* WRITTEN EXERCISE
In the data below, find each line containing the string "this" and return it.

* Figure record listings
—————
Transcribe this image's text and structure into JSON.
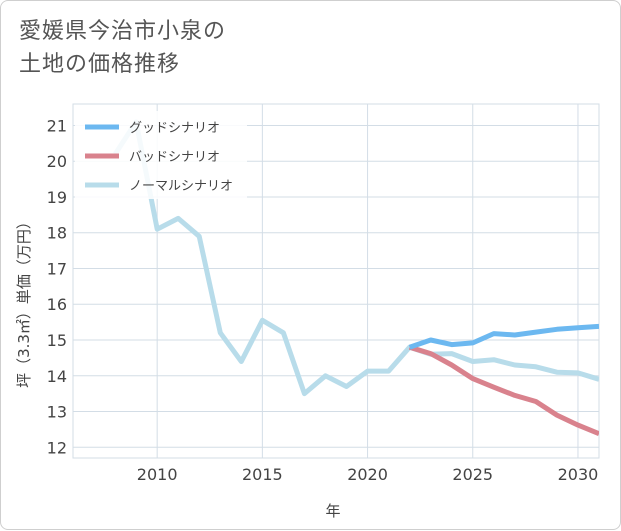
{
  "title_line1": "愛媛県今治市小泉の",
  "title_line2": "土地の価格推移",
  "colors": {
    "good": "#6cb8f0",
    "bad": "#d9828d",
    "normal": "#b8dcea",
    "grid": "#d3dde6",
    "axis_text": "#444444"
  },
  "chart_data": {
    "type": "line",
    "title": "",
    "xlabel": "年",
    "ylabel": "坪（3.3㎡）単価（万円）",
    "xlim": [
      2006,
      2031
    ],
    "ylim": [
      11.7,
      21.6
    ],
    "xticks": [
      2010,
      2015,
      2020,
      2025,
      2030
    ],
    "yticks": [
      12,
      13,
      14,
      15,
      16,
      17,
      18,
      19,
      20,
      21
    ],
    "grid": true,
    "legend_position": "top-left",
    "series": [
      {
        "name": "グッドシナリオ",
        "color_key": "good",
        "x": [
          2022,
          2023,
          2024,
          2025,
          2026,
          2027,
          2028,
          2029,
          2030,
          2031
        ],
        "y": [
          14.8,
          15.0,
          14.87,
          14.92,
          15.18,
          15.14,
          15.22,
          15.3,
          15.34,
          15.38
        ]
      },
      {
        "name": "バッドシナリオ",
        "color_key": "bad",
        "x": [
          2022,
          2023,
          2024,
          2025,
          2026,
          2027,
          2028,
          2029,
          2030,
          2031
        ],
        "y": [
          14.8,
          14.62,
          14.3,
          13.92,
          13.68,
          13.45,
          13.28,
          12.9,
          12.62,
          12.38
        ]
      },
      {
        "name": "ノーマルシナリオ",
        "color_key": "normal",
        "x": [
          2008,
          2009,
          2010,
          2011,
          2012,
          2013,
          2014,
          2015,
          2016,
          2017,
          2018,
          2019,
          2020,
          2021,
          2022,
          2023,
          2024,
          2025,
          2026,
          2027,
          2028,
          2029,
          2030,
          2031
        ],
        "y": [
          20.2,
          21.1,
          18.1,
          18.4,
          17.9,
          15.2,
          14.4,
          15.55,
          15.2,
          13.5,
          14.0,
          13.7,
          14.13,
          14.13,
          14.8,
          14.6,
          14.62,
          14.4,
          14.45,
          14.3,
          14.25,
          14.1,
          14.08,
          13.9
        ]
      }
    ]
  }
}
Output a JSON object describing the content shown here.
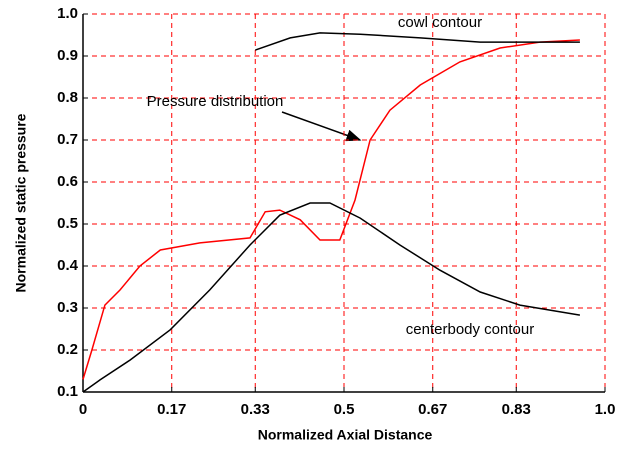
{
  "chart_data": {
    "type": "line",
    "x_label": "Normalized Axial Distance",
    "y_label": "Normalized static pressure",
    "annotations": [
      "cowl contour",
      "Pressure distribution",
      "centerbody contour"
    ],
    "xlim": [
      0,
      1.0
    ],
    "xticks": [
      0,
      0.17,
      0.33,
      0.5,
      0.67,
      0.83,
      {
        "value": 1.0,
        "label": "1.0"
      }
    ],
    "ylim": [
      0.1,
      1.0
    ],
    "yticks": [
      0.1,
      0.2,
      0.3,
      0.4,
      0.5,
      0.6,
      0.7,
      0.8,
      0.9,
      {
        "value": 1.0,
        "label": "1.0"
      }
    ],
    "grid": true,
    "series": [
      {
        "name": "Pressure distribution",
        "color": "#ff0000",
        "x": [
          0,
          0.017,
          0.042,
          0.071,
          0.109,
          0.148,
          0.224,
          0.32,
          0.349,
          0.377,
          0.416,
          0.454,
          0.492,
          0.521,
          0.55,
          0.588,
          0.646,
          0.722,
          0.799,
          0.875,
          0.952
        ],
        "values": [
          0.13,
          0.2,
          0.307,
          0.343,
          0.4,
          0.438,
          0.455,
          0.467,
          0.529,
          0.533,
          0.51,
          0.462,
          0.462,
          0.557,
          0.7,
          0.771,
          0.831,
          0.886,
          0.919,
          0.933,
          0.938
        ]
      },
      {
        "name": "cowl contour",
        "color": "#000000",
        "x": [
          0.33,
          0.397,
          0.454,
          0.531,
          0.646,
          0.761,
          0.952
        ],
        "values": [
          0.914,
          0.943,
          0.955,
          0.952,
          0.943,
          0.933,
          0.933
        ]
      },
      {
        "name": "centerbody contour",
        "color": "#000000",
        "x": [
          0,
          0.033,
          0.09,
          0.167,
          0.243,
          0.32,
          0.377,
          0.435,
          0.473,
          0.531,
          0.607,
          0.684,
          0.761,
          0.837,
          0.952
        ],
        "values": [
          0.1,
          0.129,
          0.176,
          0.248,
          0.343,
          0.45,
          0.521,
          0.55,
          0.55,
          0.514,
          0.45,
          0.39,
          0.338,
          0.307,
          0.283
        ]
      }
    ]
  }
}
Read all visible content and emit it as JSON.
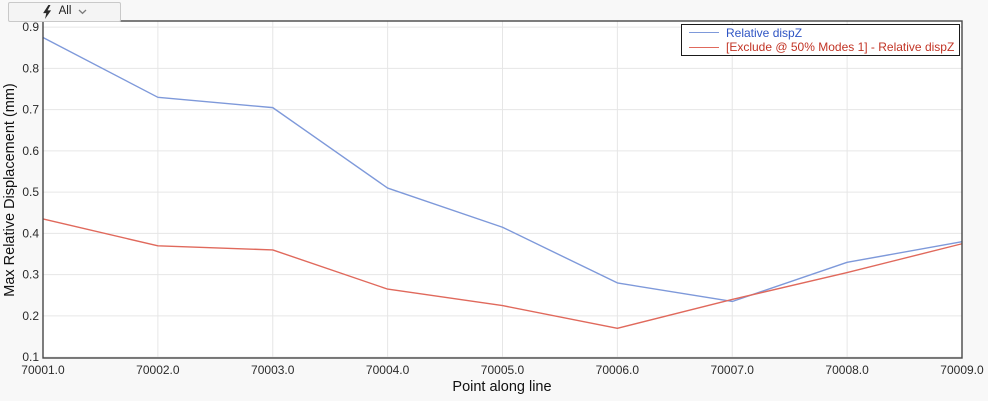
{
  "toolbar": {
    "all_label": "All",
    "icons": [
      "lightning-bolt-icon",
      "chevron-down-icon"
    ]
  },
  "chart_data": {
    "type": "line",
    "title": "",
    "xlabel": "Point along line",
    "ylabel": "Max Relative Displacement (mm)",
    "x": [
      70001,
      70002,
      70003,
      70004,
      70005,
      70006,
      70007,
      70008,
      70009
    ],
    "series": [
      {
        "name": "Relative dispZ",
        "color": "#7e99da",
        "label_color": "#2f55c4",
        "values": [
          0.875,
          0.73,
          0.705,
          0.51,
          0.415,
          0.28,
          0.235,
          0.33,
          0.38
        ]
      },
      {
        "name": "[Exclude @ 50% Modes 1] - Relative dispZ",
        "color": "#e0695c",
        "label_color": "#c23425",
        "values": [
          0.435,
          0.37,
          0.36,
          0.265,
          0.225,
          0.17,
          0.24,
          0.305,
          0.375
        ]
      }
    ],
    "xlim": [
      70001,
      70009
    ],
    "ylim": [
      0.098,
      0.915
    ],
    "xtick_values": [
      70001,
      70002,
      70003,
      70004,
      70005,
      70006,
      70007,
      70008,
      70009
    ],
    "xtick_labels": [
      "70001.0",
      "70002.0",
      "70003.0",
      "70004.0",
      "70005.0",
      "70006.0",
      "70007.0",
      "70008.0",
      "70009.0"
    ],
    "ytick_values": [
      0.1,
      0.2,
      0.3,
      0.4,
      0.5,
      0.6,
      0.7,
      0.8,
      0.9
    ],
    "ytick_labels": [
      "0.1",
      "0.2",
      "0.3",
      "0.4",
      "0.5",
      "0.6",
      "0.7",
      "0.8",
      "0.9"
    ],
    "grid": true,
    "legend_position": "top-right"
  },
  "colors": {
    "page_bg": "#f8f8f8",
    "plot_bg": "#ffffff",
    "plot_border": "#474747",
    "grid": "#e6e6e6",
    "tick_text": "#2b2b2b",
    "axis_title_text": "#111111",
    "legend_border": "#1a1a1a",
    "toolbar_bg": "#f4f4f4",
    "toolbar_border": "#c9c9c9"
  }
}
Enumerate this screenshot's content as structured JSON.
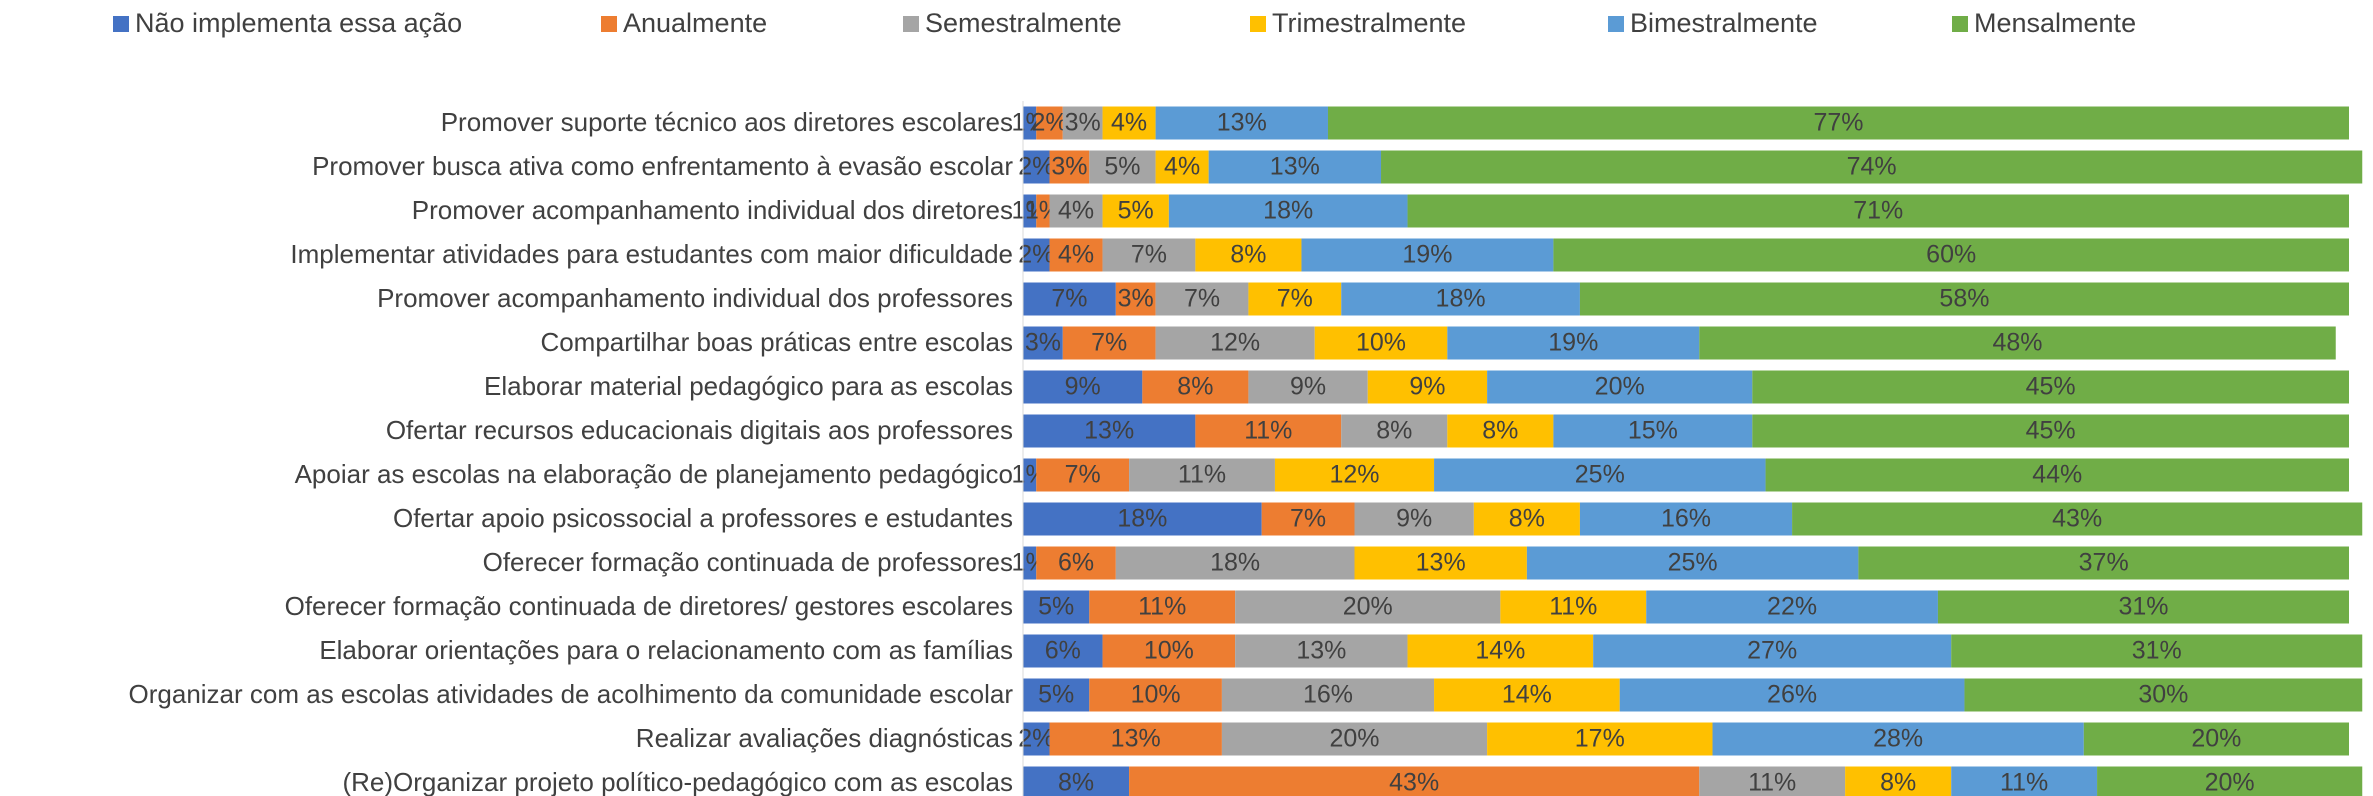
{
  "chart_data": {
    "type": "stacked_bar_horizontal",
    "legend": "top",
    "xlim": [
      0,
      100
    ],
    "categories": [
      "Promover suporte técnico aos diretores escolares",
      "Promover busca ativa como enfrentamento à evasão escolar",
      "Promover acompanhamento individual dos diretores",
      "Implementar atividades para estudantes com maior dificuldade",
      "Promover acompanhamento individual dos professores",
      "Compartilhar boas práticas entre escolas",
      "Elaborar material pedagógico para as escolas",
      "Ofertar recursos educacionais digitais aos professores",
      "Apoiar as escolas na elaboração de planejamento pedagógico",
      "Ofertar apoio psicossocial a professores e estudantes",
      "Oferecer formação continuada de professores",
      "Oferecer formação continuada de diretores/ gestores escolares",
      "Elaborar orientações para o relacionamento com as famílias",
      "Organizar com as escolas atividades de acolhimento da comunidade escolar",
      "Realizar avaliações diagnósticas",
      "(Re)Organizar projeto político-pedagógico com as escolas"
    ],
    "series": [
      {
        "name": "Não implementa essa ação",
        "color": "#4472c4",
        "values": [
          1,
          2,
          1,
          2,
          7,
          3,
          9,
          13,
          1,
          18,
          1,
          5,
          6,
          5,
          2,
          8
        ],
        "value_labels": [
          "1%",
          "2%",
          "1%",
          "2%",
          "7%",
          "3%",
          "9%",
          "13%",
          "1%",
          "18%",
          "1%",
          "5%",
          "6%",
          "5%",
          "2%",
          "8%"
        ]
      },
      {
        "name": "Anualmente",
        "color": "#ed7d31",
        "values": [
          2,
          3,
          1,
          4,
          3,
          7,
          8,
          11,
          7,
          7,
          6,
          11,
          10,
          10,
          13,
          43
        ],
        "value_labels": [
          "2%",
          "3%",
          "1%",
          "4%",
          "3%",
          "7%",
          "8%",
          "11%",
          "7%",
          "7%",
          "6%",
          "11%",
          "10%",
          "10%",
          "13%",
          "43%"
        ]
      },
      {
        "name": "Semestralmente",
        "color": "#a5a5a5",
        "values": [
          3,
          5,
          4,
          7,
          7,
          12,
          9,
          8,
          11,
          9,
          18,
          20,
          13,
          16,
          20,
          11
        ],
        "value_labels": [
          "3%",
          "5%",
          "4%",
          "7%",
          "7%",
          "12%",
          "9%",
          "8%",
          "11%",
          "9%",
          "18%",
          "20%",
          "13%",
          "16%",
          "20%",
          "11%"
        ]
      },
      {
        "name": "Trimestralmente",
        "color": "#ffc000",
        "values": [
          4,
          4,
          5,
          8,
          7,
          10,
          9,
          8,
          12,
          8,
          13,
          11,
          14,
          14,
          17,
          8
        ],
        "value_labels": [
          "4%",
          "4%",
          "5%",
          "8%",
          "7%",
          "10%",
          "9%",
          "8%",
          "12%",
          "8%",
          "13%",
          "11%",
          "14%",
          "14%",
          "17%",
          "8%"
        ]
      },
      {
        "name": "Bimestralmente",
        "color": "#5b9bd5",
        "values": [
          13,
          13,
          18,
          19,
          18,
          19,
          20,
          15,
          25,
          16,
          25,
          22,
          27,
          26,
          28,
          11
        ],
        "value_labels": [
          "13%",
          "13%",
          "18%",
          "19%",
          "18%",
          "19%",
          "20%",
          "15%",
          "25%",
          "16%",
          "25%",
          "22%",
          "27%",
          "26%",
          "28%",
          "11%"
        ]
      },
      {
        "name": "Mensalmente",
        "color": "#70ad47",
        "values": [
          77,
          74,
          71,
          60,
          58,
          48,
          45,
          45,
          44,
          43,
          37,
          31,
          31,
          30,
          20,
          20
        ],
        "value_labels": [
          "77%",
          "74%",
          "71%",
          "60%",
          "58%",
          "48%",
          "45%",
          "45%",
          "44%",
          "43%",
          "37%",
          "31%",
          "31%",
          "30%",
          "20%",
          "20%"
        ]
      }
    ]
  }
}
—————
* EXERCISE ANSWER
Transcribe this image's text and structure into JSON.
Enumerate this screenshot's content as structured JSON.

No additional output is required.